### REQUIREMENT
You are to retype all of the data exactly as it appears.

### RECORD EXTRACTS
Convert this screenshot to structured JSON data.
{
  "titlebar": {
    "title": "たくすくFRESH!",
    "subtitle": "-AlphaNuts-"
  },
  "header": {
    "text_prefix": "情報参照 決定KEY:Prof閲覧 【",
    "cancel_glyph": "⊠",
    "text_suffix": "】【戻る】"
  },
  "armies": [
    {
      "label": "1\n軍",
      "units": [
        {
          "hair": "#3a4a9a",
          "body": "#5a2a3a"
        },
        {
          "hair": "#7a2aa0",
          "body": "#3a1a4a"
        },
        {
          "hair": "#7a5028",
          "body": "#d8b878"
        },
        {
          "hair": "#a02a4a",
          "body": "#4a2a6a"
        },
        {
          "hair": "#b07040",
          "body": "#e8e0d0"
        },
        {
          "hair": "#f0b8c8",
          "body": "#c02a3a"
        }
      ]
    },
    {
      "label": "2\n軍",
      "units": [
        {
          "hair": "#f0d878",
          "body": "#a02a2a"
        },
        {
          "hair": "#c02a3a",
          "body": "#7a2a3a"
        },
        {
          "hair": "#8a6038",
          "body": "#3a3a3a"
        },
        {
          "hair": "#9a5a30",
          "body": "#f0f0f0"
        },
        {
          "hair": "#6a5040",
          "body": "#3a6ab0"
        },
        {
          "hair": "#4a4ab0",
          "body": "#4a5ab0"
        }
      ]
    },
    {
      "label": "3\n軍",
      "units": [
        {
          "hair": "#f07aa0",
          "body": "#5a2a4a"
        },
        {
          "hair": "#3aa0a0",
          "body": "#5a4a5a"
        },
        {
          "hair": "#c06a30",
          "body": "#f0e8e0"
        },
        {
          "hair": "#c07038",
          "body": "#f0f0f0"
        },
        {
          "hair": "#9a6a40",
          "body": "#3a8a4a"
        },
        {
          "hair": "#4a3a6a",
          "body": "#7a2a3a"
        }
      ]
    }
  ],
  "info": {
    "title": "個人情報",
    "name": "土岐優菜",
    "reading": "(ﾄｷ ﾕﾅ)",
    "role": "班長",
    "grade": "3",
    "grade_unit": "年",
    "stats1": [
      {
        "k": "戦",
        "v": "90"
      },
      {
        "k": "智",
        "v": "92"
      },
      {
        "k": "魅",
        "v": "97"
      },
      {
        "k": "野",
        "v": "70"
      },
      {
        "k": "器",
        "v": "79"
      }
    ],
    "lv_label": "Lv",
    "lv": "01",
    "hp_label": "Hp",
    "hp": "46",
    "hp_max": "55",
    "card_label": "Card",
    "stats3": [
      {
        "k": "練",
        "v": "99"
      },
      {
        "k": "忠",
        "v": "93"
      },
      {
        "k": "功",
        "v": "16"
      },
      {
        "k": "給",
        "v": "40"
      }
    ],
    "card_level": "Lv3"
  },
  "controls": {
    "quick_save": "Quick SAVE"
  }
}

### SOLUTION TO THE PROBLEM
Convert this screenshot to structured JSON data.
{
  "titlebar": {
    "title": "たくすくFRESH!",
    "subtitle": "-AlphaNuts-"
  },
  "header": {
    "text_prefix": "情報参照 決定KEY:Prof閲覧 【",
    "cancel_glyph": "⊠",
    "text_suffix": "】【戻る】"
  },
  "armies": [
    {
      "label": "1\n軍",
      "units": [
        {
          "hair": "#3a4a9a",
          "body": "#5a2a3a"
        },
        {
          "hair": "#7a2aa0",
          "body": "#3a1a4a"
        },
        {
          "hair": "#7a5028",
          "body": "#d8b878"
        },
        {
          "hair": "#a02a4a",
          "body": "#4a2a6a"
        },
        {
          "hair": "#b07040",
          "body": "#e8e0d0"
        },
        {
          "hair": "#f0b8c8",
          "body": "#c02a3a"
        }
      ]
    },
    {
      "label": "2\n軍",
      "units": [
        {
          "hair": "#f0d878",
          "body": "#a02a2a"
        },
        {
          "hair": "#c02a3a",
          "body": "#7a2a3a"
        },
        {
          "hair": "#8a6038",
          "body": "#3a3a3a"
        },
        {
          "hair": "#9a5a30",
          "body": "#f0f0f0"
        },
        {
          "hair": "#6a5040",
          "body": "#3a6ab0"
        },
        {
          "hair": "#4a4ab0",
          "body": "#4a5ab0"
        }
      ]
    },
    {
      "label": "3\n軍",
      "units": [
        {
          "hair": "#f07aa0",
          "body": "#5a2a4a"
        },
        {
          "hair": "#3aa0a0",
          "body": "#5a4a5a"
        },
        {
          "hair": "#c06a30",
          "body": "#f0e8e0"
        },
        {
          "hair": "#c07038",
          "body": "#f0f0f0"
        },
        {
          "hair": "#9a6a40",
          "body": "#3a8a4a"
        },
        {
          "hair": "#4a3a6a",
          "body": "#7a2a3a"
        }
      ]
    }
  ],
  "info": {
    "title": "個人情報",
    "name": "土岐優菜",
    "reading": "(ﾄｷ ﾕﾅ)",
    "role": "班長",
    "grade": "3",
    "grade_unit": "年",
    "stats1": [
      {
        "k": "戦",
        "v": "90"
      },
      {
        "k": "智",
        "v": "92"
      },
      {
        "k": "魅",
        "v": "97"
      },
      {
        "k": "野",
        "v": "70"
      },
      {
        "k": "器",
        "v": "79"
      }
    ],
    "lv_label": "Lv",
    "lv": "01",
    "hp_label": "Hp",
    "hp": "46",
    "hp_max": "55",
    "card_label": "Card",
    "stats3": [
      {
        "k": "練",
        "v": "99"
      },
      {
        "k": "忠",
        "v": "93"
      },
      {
        "k": "功",
        "v": "16"
      },
      {
        "k": "給",
        "v": "40"
      }
    ],
    "card_level": "Lv3"
  },
  "controls": {
    "quick_save": "Quick SAVE"
  }
}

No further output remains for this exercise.